Figure content listings:
====

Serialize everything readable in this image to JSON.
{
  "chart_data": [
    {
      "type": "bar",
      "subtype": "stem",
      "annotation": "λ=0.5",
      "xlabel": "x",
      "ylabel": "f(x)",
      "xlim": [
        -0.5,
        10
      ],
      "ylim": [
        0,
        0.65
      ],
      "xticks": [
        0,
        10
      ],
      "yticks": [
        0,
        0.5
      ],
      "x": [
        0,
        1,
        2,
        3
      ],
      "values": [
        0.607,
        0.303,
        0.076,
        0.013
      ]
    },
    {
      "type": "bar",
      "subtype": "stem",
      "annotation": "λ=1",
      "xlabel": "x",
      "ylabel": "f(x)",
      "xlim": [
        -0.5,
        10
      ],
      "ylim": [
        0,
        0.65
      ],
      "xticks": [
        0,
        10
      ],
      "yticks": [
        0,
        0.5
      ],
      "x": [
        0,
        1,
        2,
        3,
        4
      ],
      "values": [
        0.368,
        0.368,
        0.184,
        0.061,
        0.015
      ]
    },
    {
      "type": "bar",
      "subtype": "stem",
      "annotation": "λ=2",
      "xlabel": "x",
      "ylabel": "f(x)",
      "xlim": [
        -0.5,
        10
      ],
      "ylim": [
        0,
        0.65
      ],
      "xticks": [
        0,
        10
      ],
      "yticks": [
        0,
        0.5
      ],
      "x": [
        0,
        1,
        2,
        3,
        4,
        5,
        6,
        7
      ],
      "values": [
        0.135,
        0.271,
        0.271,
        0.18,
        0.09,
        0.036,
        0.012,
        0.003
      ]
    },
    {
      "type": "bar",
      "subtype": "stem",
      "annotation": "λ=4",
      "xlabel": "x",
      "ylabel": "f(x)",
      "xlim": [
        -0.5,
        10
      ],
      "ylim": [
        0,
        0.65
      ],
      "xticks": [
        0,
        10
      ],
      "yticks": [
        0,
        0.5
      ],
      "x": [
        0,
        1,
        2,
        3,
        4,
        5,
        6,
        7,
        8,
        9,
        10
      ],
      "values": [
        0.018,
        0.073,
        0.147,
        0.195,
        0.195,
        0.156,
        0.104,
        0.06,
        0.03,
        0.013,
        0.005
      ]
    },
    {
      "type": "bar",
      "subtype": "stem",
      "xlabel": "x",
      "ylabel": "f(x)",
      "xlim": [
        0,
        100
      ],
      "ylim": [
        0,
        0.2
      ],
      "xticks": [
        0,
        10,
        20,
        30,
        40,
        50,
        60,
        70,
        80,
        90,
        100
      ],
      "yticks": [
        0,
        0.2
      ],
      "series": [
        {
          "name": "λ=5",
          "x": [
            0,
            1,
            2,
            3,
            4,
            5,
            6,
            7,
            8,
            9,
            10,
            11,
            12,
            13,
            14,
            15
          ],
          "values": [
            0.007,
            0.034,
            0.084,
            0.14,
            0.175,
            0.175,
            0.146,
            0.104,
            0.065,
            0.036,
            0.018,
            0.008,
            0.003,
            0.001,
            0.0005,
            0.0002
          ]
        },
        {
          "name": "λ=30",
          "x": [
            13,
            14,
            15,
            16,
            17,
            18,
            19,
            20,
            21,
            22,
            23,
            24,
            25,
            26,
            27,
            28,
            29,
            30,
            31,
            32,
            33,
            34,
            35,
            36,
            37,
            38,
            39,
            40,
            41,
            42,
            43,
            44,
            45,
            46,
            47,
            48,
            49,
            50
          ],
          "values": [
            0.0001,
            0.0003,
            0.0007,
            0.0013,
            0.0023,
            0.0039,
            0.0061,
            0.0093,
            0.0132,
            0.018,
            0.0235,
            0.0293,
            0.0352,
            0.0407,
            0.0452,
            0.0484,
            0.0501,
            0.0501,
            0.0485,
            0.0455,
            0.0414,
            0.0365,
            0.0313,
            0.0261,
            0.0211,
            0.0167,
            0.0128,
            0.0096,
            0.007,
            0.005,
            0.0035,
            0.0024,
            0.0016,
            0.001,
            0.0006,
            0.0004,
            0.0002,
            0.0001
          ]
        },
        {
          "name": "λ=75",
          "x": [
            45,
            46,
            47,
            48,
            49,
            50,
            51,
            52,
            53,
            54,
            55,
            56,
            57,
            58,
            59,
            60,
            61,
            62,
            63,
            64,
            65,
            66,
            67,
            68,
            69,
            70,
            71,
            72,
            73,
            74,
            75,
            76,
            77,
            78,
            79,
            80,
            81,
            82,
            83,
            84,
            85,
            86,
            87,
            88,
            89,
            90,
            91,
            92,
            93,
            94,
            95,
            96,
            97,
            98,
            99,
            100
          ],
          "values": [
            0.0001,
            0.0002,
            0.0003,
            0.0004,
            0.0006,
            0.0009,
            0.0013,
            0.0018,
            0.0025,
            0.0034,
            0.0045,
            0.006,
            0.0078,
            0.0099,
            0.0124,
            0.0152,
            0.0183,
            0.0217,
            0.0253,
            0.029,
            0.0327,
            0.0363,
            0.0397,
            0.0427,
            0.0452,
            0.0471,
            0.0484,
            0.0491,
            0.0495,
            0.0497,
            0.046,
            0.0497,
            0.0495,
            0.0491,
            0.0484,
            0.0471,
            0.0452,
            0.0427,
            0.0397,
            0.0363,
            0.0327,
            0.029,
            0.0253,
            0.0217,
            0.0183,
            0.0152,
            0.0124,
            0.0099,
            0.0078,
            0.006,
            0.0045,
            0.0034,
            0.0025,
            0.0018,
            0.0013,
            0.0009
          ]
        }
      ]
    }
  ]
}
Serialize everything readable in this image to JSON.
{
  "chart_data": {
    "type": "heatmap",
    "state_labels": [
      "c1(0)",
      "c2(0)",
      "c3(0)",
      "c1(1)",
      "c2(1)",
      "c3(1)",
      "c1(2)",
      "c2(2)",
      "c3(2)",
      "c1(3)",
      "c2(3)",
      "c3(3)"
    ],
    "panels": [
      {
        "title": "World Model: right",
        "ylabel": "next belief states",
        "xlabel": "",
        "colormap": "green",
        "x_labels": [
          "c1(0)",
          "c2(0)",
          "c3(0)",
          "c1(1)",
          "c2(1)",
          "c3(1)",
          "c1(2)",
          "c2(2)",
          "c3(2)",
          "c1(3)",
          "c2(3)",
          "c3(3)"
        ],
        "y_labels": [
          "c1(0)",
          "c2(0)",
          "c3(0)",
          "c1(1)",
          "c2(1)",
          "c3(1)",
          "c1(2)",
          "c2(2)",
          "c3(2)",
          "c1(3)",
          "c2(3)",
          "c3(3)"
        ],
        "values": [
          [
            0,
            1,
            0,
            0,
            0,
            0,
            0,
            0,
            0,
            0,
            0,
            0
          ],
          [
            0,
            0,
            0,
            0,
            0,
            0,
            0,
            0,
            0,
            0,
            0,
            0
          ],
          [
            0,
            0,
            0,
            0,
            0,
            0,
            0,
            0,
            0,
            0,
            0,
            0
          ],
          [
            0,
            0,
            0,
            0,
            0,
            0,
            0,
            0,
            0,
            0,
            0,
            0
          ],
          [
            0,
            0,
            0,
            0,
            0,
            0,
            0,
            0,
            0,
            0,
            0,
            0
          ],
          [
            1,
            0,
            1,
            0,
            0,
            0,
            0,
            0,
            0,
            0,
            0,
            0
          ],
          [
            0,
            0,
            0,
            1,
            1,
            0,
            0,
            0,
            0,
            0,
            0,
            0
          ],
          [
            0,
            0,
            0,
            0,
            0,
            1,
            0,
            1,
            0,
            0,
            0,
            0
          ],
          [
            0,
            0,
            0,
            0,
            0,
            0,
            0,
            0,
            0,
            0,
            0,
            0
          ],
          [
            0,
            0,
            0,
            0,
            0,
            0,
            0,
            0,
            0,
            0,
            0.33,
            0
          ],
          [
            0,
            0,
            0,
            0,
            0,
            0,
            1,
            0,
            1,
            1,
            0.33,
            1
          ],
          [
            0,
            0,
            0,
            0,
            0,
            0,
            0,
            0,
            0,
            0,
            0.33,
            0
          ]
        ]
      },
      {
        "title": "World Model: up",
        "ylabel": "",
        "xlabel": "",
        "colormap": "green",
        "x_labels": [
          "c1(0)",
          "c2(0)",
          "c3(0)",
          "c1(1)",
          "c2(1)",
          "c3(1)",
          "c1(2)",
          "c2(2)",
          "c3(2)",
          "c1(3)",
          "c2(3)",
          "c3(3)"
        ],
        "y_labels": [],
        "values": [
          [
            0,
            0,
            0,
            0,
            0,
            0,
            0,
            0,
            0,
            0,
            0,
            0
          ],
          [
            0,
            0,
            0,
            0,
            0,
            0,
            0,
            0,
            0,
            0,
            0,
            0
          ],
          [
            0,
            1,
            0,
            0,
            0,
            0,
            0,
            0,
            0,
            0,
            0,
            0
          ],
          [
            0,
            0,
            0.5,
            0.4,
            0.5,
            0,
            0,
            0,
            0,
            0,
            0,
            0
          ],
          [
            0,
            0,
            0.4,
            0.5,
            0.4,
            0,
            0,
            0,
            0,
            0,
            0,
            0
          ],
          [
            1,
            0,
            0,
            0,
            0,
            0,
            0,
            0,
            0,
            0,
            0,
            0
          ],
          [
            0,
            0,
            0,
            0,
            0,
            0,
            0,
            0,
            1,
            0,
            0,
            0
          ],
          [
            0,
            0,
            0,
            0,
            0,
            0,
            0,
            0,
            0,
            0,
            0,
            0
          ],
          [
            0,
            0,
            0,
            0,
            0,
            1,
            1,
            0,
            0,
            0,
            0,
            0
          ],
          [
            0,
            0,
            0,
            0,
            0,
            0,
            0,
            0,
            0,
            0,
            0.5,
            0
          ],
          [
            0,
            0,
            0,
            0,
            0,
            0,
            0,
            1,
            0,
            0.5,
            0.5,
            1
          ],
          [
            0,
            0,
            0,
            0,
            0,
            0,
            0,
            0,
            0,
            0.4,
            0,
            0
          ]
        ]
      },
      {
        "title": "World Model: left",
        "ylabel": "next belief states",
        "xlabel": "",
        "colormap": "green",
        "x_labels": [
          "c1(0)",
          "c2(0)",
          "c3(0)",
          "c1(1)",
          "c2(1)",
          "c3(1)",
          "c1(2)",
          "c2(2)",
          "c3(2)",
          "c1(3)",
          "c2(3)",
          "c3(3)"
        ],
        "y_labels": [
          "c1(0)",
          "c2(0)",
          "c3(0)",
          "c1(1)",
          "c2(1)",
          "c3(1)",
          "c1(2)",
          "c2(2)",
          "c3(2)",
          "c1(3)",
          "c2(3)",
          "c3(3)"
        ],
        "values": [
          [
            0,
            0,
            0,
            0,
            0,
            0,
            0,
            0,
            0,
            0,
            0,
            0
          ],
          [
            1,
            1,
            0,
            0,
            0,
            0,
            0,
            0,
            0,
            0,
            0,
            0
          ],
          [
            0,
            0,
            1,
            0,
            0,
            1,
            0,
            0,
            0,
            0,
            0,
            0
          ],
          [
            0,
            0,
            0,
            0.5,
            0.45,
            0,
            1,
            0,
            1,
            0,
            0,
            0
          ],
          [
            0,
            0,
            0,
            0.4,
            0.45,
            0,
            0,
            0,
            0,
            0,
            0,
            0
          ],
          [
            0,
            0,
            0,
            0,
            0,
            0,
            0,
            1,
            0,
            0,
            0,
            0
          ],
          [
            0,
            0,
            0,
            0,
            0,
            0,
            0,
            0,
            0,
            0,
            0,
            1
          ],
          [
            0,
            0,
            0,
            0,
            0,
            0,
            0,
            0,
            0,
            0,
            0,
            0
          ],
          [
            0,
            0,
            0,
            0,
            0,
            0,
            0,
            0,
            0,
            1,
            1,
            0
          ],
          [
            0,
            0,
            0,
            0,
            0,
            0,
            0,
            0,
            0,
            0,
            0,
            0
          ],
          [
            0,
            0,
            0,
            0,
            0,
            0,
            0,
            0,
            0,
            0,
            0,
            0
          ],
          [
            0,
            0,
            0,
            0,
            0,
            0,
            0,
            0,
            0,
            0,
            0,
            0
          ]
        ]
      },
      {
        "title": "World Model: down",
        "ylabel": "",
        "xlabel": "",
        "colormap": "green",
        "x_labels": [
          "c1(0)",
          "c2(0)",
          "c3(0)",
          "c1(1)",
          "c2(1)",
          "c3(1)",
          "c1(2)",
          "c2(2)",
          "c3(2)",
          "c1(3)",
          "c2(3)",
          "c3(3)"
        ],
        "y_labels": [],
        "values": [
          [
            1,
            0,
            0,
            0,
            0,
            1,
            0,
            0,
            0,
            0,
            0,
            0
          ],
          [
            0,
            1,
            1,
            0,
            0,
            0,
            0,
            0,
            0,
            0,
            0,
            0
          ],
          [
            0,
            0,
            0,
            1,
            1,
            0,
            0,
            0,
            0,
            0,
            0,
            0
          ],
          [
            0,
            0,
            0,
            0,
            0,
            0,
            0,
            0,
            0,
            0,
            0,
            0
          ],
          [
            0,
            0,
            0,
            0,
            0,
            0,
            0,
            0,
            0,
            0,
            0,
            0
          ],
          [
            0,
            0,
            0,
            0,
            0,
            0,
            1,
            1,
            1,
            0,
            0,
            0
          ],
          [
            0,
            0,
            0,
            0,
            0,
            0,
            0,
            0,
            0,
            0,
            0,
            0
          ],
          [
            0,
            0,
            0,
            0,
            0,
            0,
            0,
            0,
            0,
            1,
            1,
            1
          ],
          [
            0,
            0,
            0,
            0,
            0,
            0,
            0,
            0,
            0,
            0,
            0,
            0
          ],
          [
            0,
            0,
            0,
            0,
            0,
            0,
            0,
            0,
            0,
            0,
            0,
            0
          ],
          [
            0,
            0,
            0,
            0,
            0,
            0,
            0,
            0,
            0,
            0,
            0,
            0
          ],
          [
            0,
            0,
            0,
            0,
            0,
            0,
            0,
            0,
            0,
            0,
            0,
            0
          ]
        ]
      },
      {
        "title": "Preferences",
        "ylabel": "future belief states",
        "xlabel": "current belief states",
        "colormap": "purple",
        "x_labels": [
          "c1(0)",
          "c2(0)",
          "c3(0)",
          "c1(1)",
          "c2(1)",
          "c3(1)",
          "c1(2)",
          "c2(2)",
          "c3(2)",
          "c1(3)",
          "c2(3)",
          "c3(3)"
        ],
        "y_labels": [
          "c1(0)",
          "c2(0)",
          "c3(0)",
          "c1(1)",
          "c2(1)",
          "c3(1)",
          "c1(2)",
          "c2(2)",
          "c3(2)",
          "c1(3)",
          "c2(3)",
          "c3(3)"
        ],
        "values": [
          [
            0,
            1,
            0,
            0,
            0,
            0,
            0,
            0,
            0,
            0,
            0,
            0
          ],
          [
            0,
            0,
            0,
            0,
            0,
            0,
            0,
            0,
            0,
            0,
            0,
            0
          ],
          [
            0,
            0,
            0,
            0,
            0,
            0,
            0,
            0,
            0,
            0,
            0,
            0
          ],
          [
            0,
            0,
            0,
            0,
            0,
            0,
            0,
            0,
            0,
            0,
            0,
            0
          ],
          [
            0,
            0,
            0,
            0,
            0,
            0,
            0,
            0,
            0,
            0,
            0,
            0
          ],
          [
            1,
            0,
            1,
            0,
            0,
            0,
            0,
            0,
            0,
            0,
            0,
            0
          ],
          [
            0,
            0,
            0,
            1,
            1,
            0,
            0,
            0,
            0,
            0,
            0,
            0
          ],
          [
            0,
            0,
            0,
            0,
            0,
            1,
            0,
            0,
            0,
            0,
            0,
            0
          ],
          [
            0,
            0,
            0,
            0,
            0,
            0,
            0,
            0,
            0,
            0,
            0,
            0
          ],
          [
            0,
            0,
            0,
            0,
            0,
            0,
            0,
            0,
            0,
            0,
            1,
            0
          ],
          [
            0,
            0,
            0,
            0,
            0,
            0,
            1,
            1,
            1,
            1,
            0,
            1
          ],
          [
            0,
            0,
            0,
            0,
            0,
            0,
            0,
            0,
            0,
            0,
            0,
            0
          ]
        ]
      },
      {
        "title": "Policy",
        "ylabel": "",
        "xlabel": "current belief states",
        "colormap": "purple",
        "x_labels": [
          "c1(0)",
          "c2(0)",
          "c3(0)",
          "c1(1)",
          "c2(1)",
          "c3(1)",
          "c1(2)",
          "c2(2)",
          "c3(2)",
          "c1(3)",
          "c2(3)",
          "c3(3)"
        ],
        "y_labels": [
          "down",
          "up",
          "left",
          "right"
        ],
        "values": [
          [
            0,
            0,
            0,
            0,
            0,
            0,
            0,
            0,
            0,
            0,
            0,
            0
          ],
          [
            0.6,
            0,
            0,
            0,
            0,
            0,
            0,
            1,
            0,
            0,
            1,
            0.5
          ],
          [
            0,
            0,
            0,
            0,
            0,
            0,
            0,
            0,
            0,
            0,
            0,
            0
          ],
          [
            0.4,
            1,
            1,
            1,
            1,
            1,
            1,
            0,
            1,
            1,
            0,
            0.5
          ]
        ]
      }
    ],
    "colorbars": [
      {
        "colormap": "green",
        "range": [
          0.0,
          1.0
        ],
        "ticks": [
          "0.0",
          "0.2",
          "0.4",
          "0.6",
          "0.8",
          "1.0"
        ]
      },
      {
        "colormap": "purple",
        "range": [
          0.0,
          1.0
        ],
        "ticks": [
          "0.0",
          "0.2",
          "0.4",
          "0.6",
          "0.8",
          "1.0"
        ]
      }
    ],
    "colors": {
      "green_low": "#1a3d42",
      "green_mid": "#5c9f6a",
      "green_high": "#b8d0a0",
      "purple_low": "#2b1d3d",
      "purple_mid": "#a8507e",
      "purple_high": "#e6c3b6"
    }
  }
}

====

Goal: From the material above, copy each line that includes the word "World".

Final result:
        "title": "World Model: right",
        "title": "World Model: up",
        "title": "World Model: left",
        "title": "World Model: down",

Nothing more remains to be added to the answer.